─── Given data ───

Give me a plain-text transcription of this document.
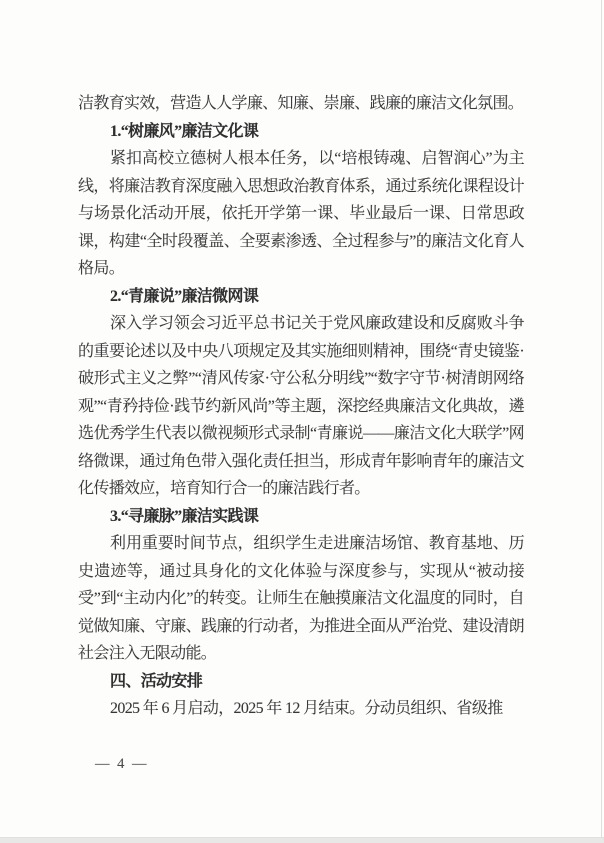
洁教育实效，营造人人学廉、知廉、崇廉、践廉的廉洁文化氛围。

1.“树廉风”廉洁文化课

紧扣高校立德树人根本任务，以“培根铸魂、启智润心”为主线，将廉洁教育深度融入思想政治教育体系，通过系统化课程设计与场景化活动开展，依托开学第一课、毕业最后一课、日常思政课，构建“全时段覆盖、全要素渗透、全过程参与”的廉洁文化育人格局。

2.“青廉说”廉洁微网课

深入学习领会习近平总书记关于党风廉政建设和反腐败斗争的重要论述以及中央八项规定及其实施细则精神，围绕“青史镜鉴·破形式主义之弊”“清风传家·守公私分明线”“数字守节·树清朗网络观”“青矜持俭·践节约新风尚”等主题，深挖经典廉洁文化典故，遴选优秀学生代表以微视频形式录制“青廉说——廉洁文化大联学”网络微课，通过角色带入强化责任担当，形成青年影响青年的廉洁文化传播效应，培育知行合一的廉洁践行者。

3.“寻廉脉”廉洁实践课

利用重要时间节点，组织学生走进廉洁场馆、教育基地、历史遗迹等，通过具身化的文化体验与深度参与，实现从“被动接受”到“主动内化”的转变。让师生在触摸廉洁文化温度的同时，自觉做知廉、守廉、践廉的行动者，为推进全面从严治党、建设清朗社会注入无限动能。

四、活动安排

2025 年 6 月启动，2025 年 12 月结束。分动员组织、省级推

— 4 —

───

The exercise: Exactly reproduce the entries above, minus the pictures.

Expected answer:
Give me a plain-text transcription of this document.
洁教育实效，营造人人学廉、知廉、崇廉、践廉的廉洁文化氛围。

1.“树廉风”廉洁文化课

紧扣高校立德树人根本任务，以“培根铸魂、启智润心”为主线，将廉洁教育深度融入思想政治教育体系，通过系统化课程设计与场景化活动开展，依托开学第一课、毕业最后一课、日常思政课，构建“全时段覆盖、全要素渗透、全过程参与”的廉洁文化育人格局。

2.“青廉说”廉洁微网课

深入学习领会习近平总书记关于党风廉政建设和反腐败斗争的重要论述以及中央八项规定及其实施细则精神，围绕“青史镜鉴·破形式主义之弊”“清风传家·守公私分明线”“数字守节·树清朗网络观”“青矜持俭·践节约新风尚”等主题，深挖经典廉洁文化典故，遴选优秀学生代表以微视频形式录制“青廉说——廉洁文化大联学”网络微课，通过角色带入强化责任担当，形成青年影响青年的廉洁文化传播效应，培育知行合一的廉洁践行者。

3.“寻廉脉”廉洁实践课

利用重要时间节点，组织学生走进廉洁场馆、教育基地、历史遗迹等，通过具身化的文化体验与深度参与，实现从“被动接受”到“主动内化”的转变。让师生在触摸廉洁文化温度的同时，自觉做知廉、守廉、践廉的行动者，为推进全面从严治党、建设清朗社会注入无限动能。

四、活动安排

2025 年 6 月启动，2025 年 12 月结束。分动员组织、省级推

— 4 —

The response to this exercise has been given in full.